» **Records supplied**:
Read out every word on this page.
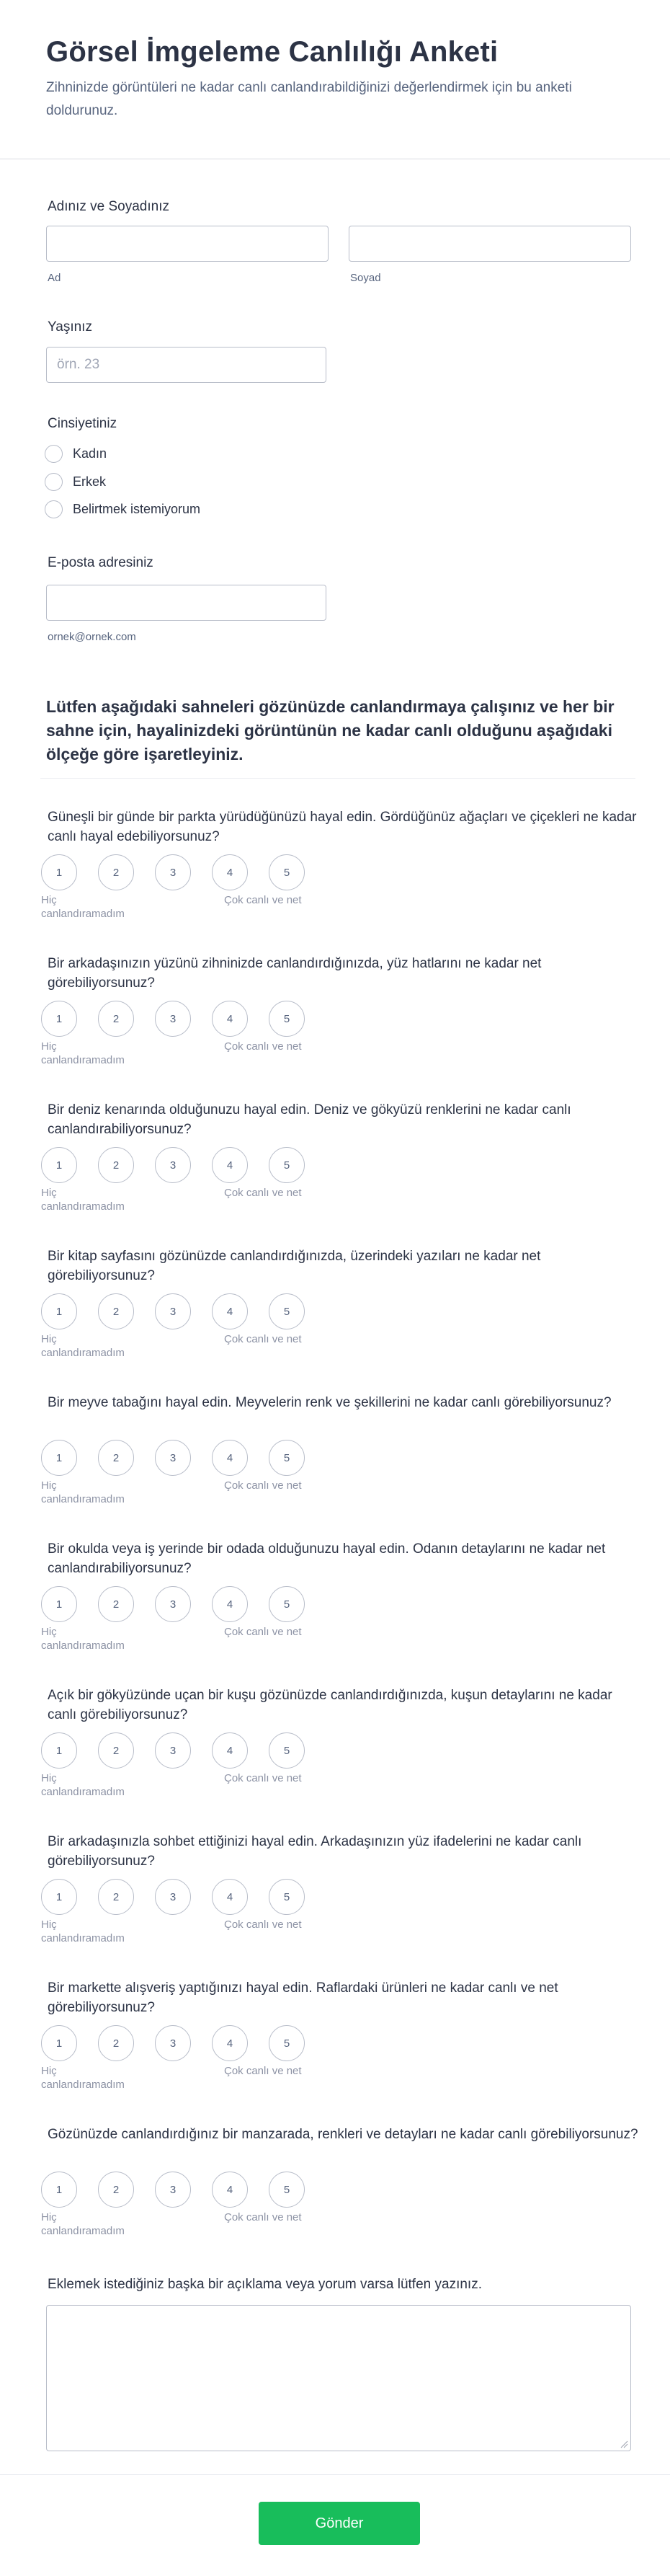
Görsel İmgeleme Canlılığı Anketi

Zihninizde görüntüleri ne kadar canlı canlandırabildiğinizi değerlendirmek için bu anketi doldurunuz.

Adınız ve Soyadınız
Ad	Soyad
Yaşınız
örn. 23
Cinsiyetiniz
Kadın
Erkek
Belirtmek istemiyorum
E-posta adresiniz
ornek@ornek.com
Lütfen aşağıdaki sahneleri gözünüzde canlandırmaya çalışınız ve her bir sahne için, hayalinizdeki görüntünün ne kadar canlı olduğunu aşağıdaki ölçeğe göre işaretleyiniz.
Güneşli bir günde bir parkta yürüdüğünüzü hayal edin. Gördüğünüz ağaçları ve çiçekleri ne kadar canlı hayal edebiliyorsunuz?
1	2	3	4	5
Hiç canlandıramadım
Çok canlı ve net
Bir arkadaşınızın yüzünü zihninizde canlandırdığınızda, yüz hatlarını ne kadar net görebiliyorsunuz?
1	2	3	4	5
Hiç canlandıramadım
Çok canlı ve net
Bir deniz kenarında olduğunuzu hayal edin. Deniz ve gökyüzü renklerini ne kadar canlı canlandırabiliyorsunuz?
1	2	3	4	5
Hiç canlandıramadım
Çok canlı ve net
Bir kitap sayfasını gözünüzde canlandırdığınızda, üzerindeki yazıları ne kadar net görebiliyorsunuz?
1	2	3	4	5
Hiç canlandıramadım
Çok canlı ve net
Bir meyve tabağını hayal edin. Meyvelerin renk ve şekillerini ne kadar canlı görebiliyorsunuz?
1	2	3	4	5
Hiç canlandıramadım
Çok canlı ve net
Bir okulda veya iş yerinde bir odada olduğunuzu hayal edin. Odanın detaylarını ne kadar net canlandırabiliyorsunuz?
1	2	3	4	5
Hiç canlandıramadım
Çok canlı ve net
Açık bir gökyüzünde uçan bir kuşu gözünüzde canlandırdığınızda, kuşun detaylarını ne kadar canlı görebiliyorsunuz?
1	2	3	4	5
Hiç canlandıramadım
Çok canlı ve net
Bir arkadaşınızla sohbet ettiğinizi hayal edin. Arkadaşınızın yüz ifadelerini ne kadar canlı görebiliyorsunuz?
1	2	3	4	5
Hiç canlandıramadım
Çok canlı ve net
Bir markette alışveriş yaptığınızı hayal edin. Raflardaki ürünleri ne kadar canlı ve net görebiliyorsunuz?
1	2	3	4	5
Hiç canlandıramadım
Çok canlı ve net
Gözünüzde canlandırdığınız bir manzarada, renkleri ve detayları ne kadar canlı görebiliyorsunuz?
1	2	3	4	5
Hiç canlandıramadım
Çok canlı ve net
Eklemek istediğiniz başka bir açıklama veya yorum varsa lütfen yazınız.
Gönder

» **Problem to solve**:
Omit the pictures, then output the rest of the listing exactly.

» **Exercise solution**:
Read out every word on this page.
Görsel İmgeleme Canlılığı Anketi

Zihninizde görüntüleri ne kadar canlı canlandırabildiğinizi değerlendirmek için bu anketi doldurunuz.

Adınız ve Soyadınız
Ad	Soyad
Yaşınız
örn. 23
Cinsiyetiniz
Kadın
Erkek
Belirtmek istemiyorum
E-posta adresiniz
ornek@ornek.com
Lütfen aşağıdaki sahneleri gözünüzde canlandırmaya çalışınız ve her bir sahne için, hayalinizdeki görüntünün ne kadar canlı olduğunu aşağıdaki ölçeğe göre işaretleyiniz.
Güneşli bir günde bir parkta yürüdüğünüzü hayal edin. Gördüğünüz ağaçları ve çiçekleri ne kadar canlı hayal edebiliyorsunuz?
1	2	3	4	5
Hiç canlandıramadım
Çok canlı ve net
Bir arkadaşınızın yüzünü zihninizde canlandırdığınızda, yüz hatlarını ne kadar net görebiliyorsunuz?
1	2	3	4	5
Hiç canlandıramadım
Çok canlı ve net
Bir deniz kenarında olduğunuzu hayal edin. Deniz ve gökyüzü renklerini ne kadar canlı canlandırabiliyorsunuz?
1	2	3	4	5
Hiç canlandıramadım
Çok canlı ve net
Bir kitap sayfasını gözünüzde canlandırdığınızda, üzerindeki yazıları ne kadar net görebiliyorsunuz?
1	2	3	4	5
Hiç canlandıramadım
Çok canlı ve net
Bir meyve tabağını hayal edin. Meyvelerin renk ve şekillerini ne kadar canlı görebiliyorsunuz?
1	2	3	4	5
Hiç canlandıramadım
Çok canlı ve net
Bir okulda veya iş yerinde bir odada olduğunuzu hayal edin. Odanın detaylarını ne kadar net canlandırabiliyorsunuz?
1	2	3	4	5
Hiç canlandıramadım
Çok canlı ve net
Açık bir gökyüzünde uçan bir kuşu gözünüzde canlandırdığınızda, kuşun detaylarını ne kadar canlı görebiliyorsunuz?
1	2	3	4	5
Hiç canlandıramadım
Çok canlı ve net
Bir arkadaşınızla sohbet ettiğinizi hayal edin. Arkadaşınızın yüz ifadelerini ne kadar canlı görebiliyorsunuz?
1	2	3	4	5
Hiç canlandıramadım
Çok canlı ve net
Bir markette alışveriş yaptığınızı hayal edin. Raflardaki ürünleri ne kadar canlı ve net görebiliyorsunuz?
1	2	3	4	5
Hiç canlandıramadım
Çok canlı ve net
Gözünüzde canlandırdığınız bir manzarada, renkleri ve detayları ne kadar canlı görebiliyorsunuz?
1	2	3	4	5
Hiç canlandıramadım
Çok canlı ve net
Eklemek istediğiniz başka bir açıklama veya yorum varsa lütfen yazınız.
Gönder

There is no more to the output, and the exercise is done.